Give the listing below again in full, exactly as written.

[begin The input]

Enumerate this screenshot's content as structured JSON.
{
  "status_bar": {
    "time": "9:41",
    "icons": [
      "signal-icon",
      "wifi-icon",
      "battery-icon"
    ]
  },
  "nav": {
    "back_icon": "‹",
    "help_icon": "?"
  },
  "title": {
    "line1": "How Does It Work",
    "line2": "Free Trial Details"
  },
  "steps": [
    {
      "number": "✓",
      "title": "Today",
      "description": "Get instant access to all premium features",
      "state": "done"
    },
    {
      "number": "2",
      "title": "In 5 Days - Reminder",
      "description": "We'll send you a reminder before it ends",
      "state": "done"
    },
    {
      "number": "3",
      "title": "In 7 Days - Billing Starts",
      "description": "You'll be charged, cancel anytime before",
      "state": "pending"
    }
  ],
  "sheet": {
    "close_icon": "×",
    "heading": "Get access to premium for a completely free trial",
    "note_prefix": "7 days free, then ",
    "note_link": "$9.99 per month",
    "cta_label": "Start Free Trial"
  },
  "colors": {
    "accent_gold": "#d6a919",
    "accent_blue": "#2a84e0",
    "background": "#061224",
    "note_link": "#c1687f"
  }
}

[end The input]

_Result of the exercise:_
Enumerate this screenshot's content as structured JSON.
{
  "status_bar": {
    "time": "9:41",
    "icons": [
      "signal-icon",
      "wifi-icon",
      "battery-icon"
    ]
  },
  "nav": {
    "back_icon": "‹",
    "help_icon": "?"
  },
  "title": {
    "line1": "How Does It Work",
    "line2": "Free Trial Details"
  },
  "steps": [
    {
      "number": "✓",
      "title": "Today",
      "description": "Get instant access to all premium features",
      "state": "done"
    },
    {
      "number": "2",
      "title": "In 5 Days - Reminder",
      "description": "We'll send you a reminder before it ends",
      "state": "done"
    },
    {
      "number": "3",
      "title": "In 7 Days - Billing Starts",
      "description": "You'll be charged, cancel anytime before",
      "state": "pending"
    }
  ],
  "sheet": {
    "close_icon": "×",
    "heading": "Get access to premium for a completely free trial",
    "note_prefix": "7 days free, then ",
    "note_link": "$9.99 per month",
    "cta_label": "Start Free Trial"
  },
  "colors": {
    "accent_gold": "#d6a919",
    "accent_blue": "#2a84e0",
    "background": "#061224",
    "note_link": "#c1687f"
  }
}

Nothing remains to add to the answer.